Records shown |

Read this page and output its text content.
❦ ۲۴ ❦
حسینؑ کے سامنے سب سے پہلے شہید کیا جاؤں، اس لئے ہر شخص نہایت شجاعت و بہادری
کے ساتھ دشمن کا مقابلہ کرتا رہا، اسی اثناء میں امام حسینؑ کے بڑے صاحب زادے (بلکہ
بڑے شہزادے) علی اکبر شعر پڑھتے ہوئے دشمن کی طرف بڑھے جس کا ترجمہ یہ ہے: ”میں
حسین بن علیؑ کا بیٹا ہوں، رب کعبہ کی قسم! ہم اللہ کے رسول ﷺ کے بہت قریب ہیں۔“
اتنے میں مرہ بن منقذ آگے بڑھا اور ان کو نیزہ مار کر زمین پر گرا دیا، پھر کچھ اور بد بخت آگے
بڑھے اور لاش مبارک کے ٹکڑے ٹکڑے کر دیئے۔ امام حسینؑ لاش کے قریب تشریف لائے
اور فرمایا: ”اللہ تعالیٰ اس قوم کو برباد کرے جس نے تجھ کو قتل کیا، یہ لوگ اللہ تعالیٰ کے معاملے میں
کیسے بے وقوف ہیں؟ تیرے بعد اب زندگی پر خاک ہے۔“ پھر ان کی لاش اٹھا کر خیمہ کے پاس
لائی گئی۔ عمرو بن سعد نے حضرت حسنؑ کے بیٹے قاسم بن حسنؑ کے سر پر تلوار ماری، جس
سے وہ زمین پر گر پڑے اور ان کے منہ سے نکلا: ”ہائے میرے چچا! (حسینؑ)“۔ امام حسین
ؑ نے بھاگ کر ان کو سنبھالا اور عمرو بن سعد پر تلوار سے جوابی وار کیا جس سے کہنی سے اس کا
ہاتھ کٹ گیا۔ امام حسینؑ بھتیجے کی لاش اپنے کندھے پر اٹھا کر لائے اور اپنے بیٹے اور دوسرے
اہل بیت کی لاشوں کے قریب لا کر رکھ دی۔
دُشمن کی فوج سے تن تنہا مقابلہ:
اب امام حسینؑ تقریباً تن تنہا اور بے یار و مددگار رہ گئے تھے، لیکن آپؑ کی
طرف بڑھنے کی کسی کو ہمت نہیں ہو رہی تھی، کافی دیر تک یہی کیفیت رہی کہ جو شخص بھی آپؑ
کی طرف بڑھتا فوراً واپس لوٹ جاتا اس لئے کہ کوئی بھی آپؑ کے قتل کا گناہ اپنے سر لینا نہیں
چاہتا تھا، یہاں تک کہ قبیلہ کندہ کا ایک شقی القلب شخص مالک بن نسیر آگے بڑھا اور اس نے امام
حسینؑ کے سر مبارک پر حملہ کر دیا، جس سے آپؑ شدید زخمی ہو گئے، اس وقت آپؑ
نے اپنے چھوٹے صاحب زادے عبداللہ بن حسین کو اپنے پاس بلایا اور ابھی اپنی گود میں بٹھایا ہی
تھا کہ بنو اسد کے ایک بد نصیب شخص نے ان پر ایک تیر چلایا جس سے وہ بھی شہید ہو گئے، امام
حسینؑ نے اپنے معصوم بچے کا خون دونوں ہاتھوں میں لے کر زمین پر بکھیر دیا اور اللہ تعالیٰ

Work to do |
Each record must be returned exactly as it is written.

Final answer |
Read this page and output its text content.
❦ ۲۴ ❦
حسینؑ کے سامنے سب سے پہلے شہید کیا جاؤں، اس لئے ہر شخص نہایت شجاعت و بہادری
کے ساتھ دشمن کا مقابلہ کرتا رہا، اسی اثناء میں امام حسینؑ کے بڑے صاحب زادے (بلکہ
بڑے شہزادے) علی اکبر شعر پڑھتے ہوئے دشمن کی طرف بڑھے جس کا ترجمہ یہ ہے: ”میں
حسین بن علیؑ کا بیٹا ہوں، رب کعبہ کی قسم! ہم اللہ کے رسول ﷺ کے بہت قریب ہیں۔“
اتنے میں مرہ بن منقذ آگے بڑھا اور ان کو نیزہ مار کر زمین پر گرا دیا، پھر کچھ اور بد بخت آگے
بڑھے اور لاش مبارک کے ٹکڑے ٹکڑے کر دیئے۔ امام حسینؑ لاش کے قریب تشریف لائے
اور فرمایا: ”اللہ تعالیٰ اس قوم کو برباد کرے جس نے تجھ کو قتل کیا، یہ لوگ اللہ تعالیٰ کے معاملے میں
کیسے بے وقوف ہیں؟ تیرے بعد اب زندگی پر خاک ہے۔“ پھر ان کی لاش اٹھا کر خیمہ کے پاس
لائی گئی۔ عمرو بن سعد نے حضرت حسنؑ کے بیٹے قاسم بن حسنؑ کے سر پر تلوار ماری، جس
سے وہ زمین پر گر پڑے اور ان کے منہ سے نکلا: ”ہائے میرے چچا! (حسینؑ)“۔ امام حسین
ؑ نے بھاگ کر ان کو سنبھالا اور عمرو بن سعد پر تلوار سے جوابی وار کیا جس سے کہنی سے اس کا
ہاتھ کٹ گیا۔ امام حسینؑ بھتیجے کی لاش اپنے کندھے پر اٹھا کر لائے اور اپنے بیٹے اور دوسرے
اہل بیت کی لاشوں کے قریب لا کر رکھ دی۔
دُشمن کی فوج سے تن تنہا مقابلہ:
اب امام حسینؑ تقریباً تن تنہا اور بے یار و مددگار رہ گئے تھے، لیکن آپؑ کی
طرف بڑھنے کی کسی کو ہمت نہیں ہو رہی تھی، کافی دیر تک یہی کیفیت رہی کہ جو شخص بھی آپؑ
کی طرف بڑھتا فوراً واپس لوٹ جاتا اس لئے کہ کوئی بھی آپؑ کے قتل کا گناہ اپنے سر لینا نہیں
چاہتا تھا، یہاں تک کہ قبیلہ کندہ کا ایک شقی القلب شخص مالک بن نسیر آگے بڑھا اور اس نے امام
حسینؑ کے سر مبارک پر حملہ کر دیا، جس سے آپؑ شدید زخمی ہو گئے، اس وقت آپؑ
نے اپنے چھوٹے صاحب زادے عبداللہ بن حسین کو اپنے پاس بلایا اور ابھی اپنی گود میں بٹھایا ہی
تھا کہ بنو اسد کے ایک بد نصیب شخص نے ان پر ایک تیر چلایا جس سے وہ بھی شہید ہو گئے، امام
حسینؑ نے اپنے معصوم بچے کا خون دونوں ہاتھوں میں لے کر زمین پر بکھیر دیا اور اللہ تعالیٰ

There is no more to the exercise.